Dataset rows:

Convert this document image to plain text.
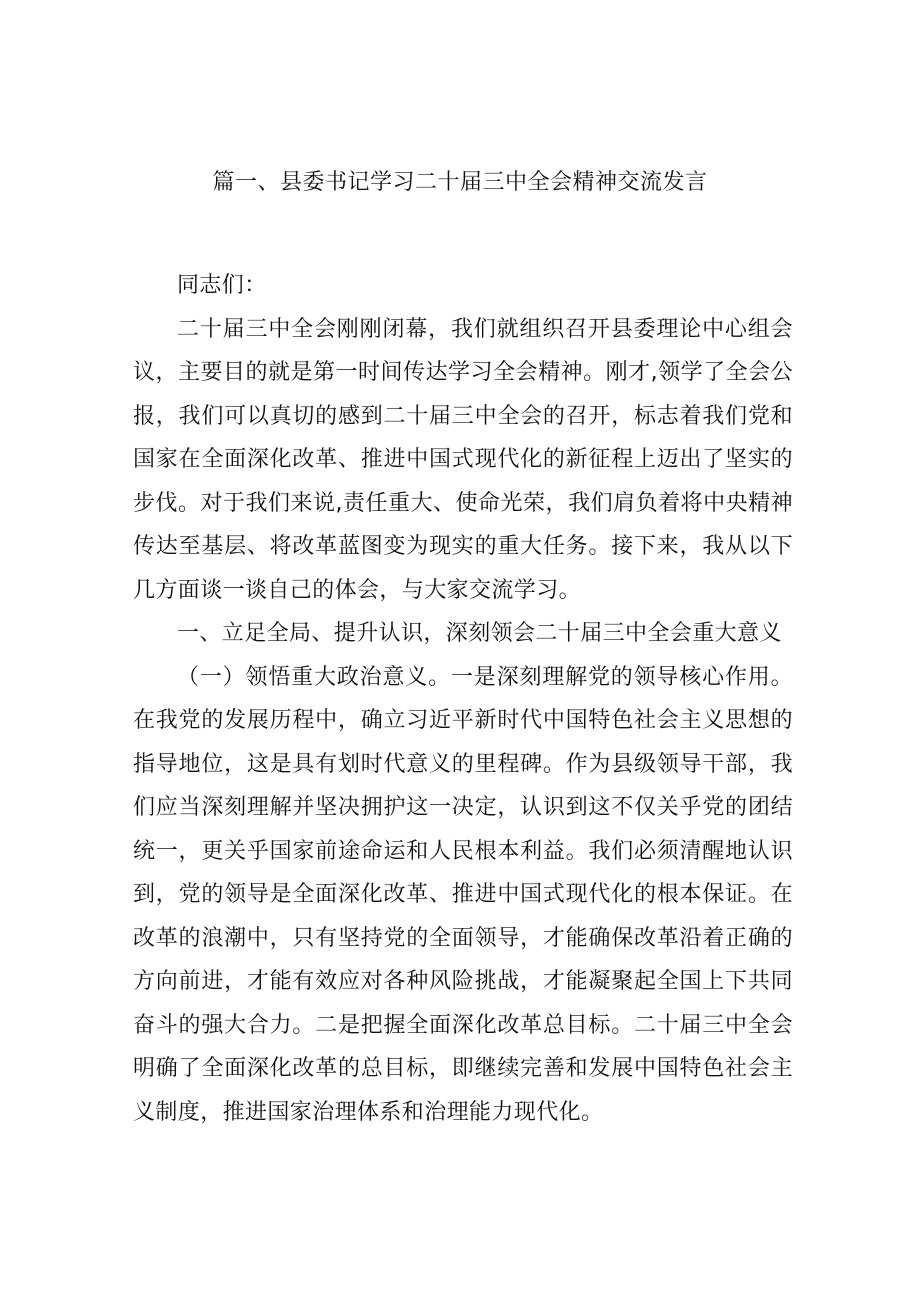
篇一、县委书记学习二十届三中全会精神交流发言

同志们：

二十届三中全会刚刚闭幕，我们就组织召开县委理论中心组会议，主要目的就是第一时间传达学习全会精神。刚才,领学了全会公报，我们可以真切的感到二十届三中全会的召开，标志着我们党和国家在全面深化改革、推进中国式现代化的新征程上迈出了坚实的步伐。对于我们来说,责任重大、使命光荣，我们肩负着将中央精神传达至基层、将改革蓝图变为现实的重大任务。接下来，我从以下几方面谈一谈自己的体会，与大家交流学习。

一、立足全局、提升认识，深刻领会二十届三中全会重大意义

（一）领悟重大政治意义。一是深刻理解党的领导核心作用。在我党的发展历程中，确立习近平新时代中国特色社会主义思想的指导地位，这是具有划时代意义的里程碑。作为县级领导干部，我们应当深刻理解并坚决拥护这一决定，认识到这不仅关乎党的团结统一，更关乎国家前途命运和人民根本利益。我们必须清醒地认识到，党的领导是全面深化改革、推进中国式现代化的根本保证。在改革的浪潮中，只有坚持党的全面领导，才能确保改革沿着正确的方向前进，才能有效应对各种风险挑战，才能凝聚起全国上下共同奋斗的强大合力。二是把握全面深化改革总目标。二十届三中全会明确了全面深化改革的总目标，即继续完善和发展中国特色社会主义制度，推进国家治理体系和治理能力现代化。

> SHORT PROBLEM: Reproduce the data above in full, exactly as it is, with the pictures left out.

> SOLUTION FOR THIS TASK:
Convert this document image to plain text.
篇一、县委书记学习二十届三中全会精神交流发言

同志们：

二十届三中全会刚刚闭幕，我们就组织召开县委理论中心组会议，主要目的就是第一时间传达学习全会精神。刚才,领学了全会公报，我们可以真切的感到二十届三中全会的召开，标志着我们党和国家在全面深化改革、推进中国式现代化的新征程上迈出了坚实的步伐。对于我们来说,责任重大、使命光荣，我们肩负着将中央精神传达至基层、将改革蓝图变为现实的重大任务。接下来，我从以下几方面谈一谈自己的体会，与大家交流学习。

一、立足全局、提升认识，深刻领会二十届三中全会重大意义

（一）领悟重大政治意义。一是深刻理解党的领导核心作用。在我党的发展历程中，确立习近平新时代中国特色社会主义思想的指导地位，这是具有划时代意义的里程碑。作为县级领导干部，我们应当深刻理解并坚决拥护这一决定，认识到这不仅关乎党的团结统一，更关乎国家前途命运和人民根本利益。我们必须清醒地认识到，党的领导是全面深化改革、推进中国式现代化的根本保证。在改革的浪潮中，只有坚持党的全面领导，才能确保改革沿着正确的方向前进，才能有效应对各种风险挑战，才能凝聚起全国上下共同奋斗的强大合力。二是把握全面深化改革总目标。二十届三中全会明确了全面深化改革的总目标，即继续完善和发展中国特色社会主义制度，推进国家治理体系和治理能力现代化。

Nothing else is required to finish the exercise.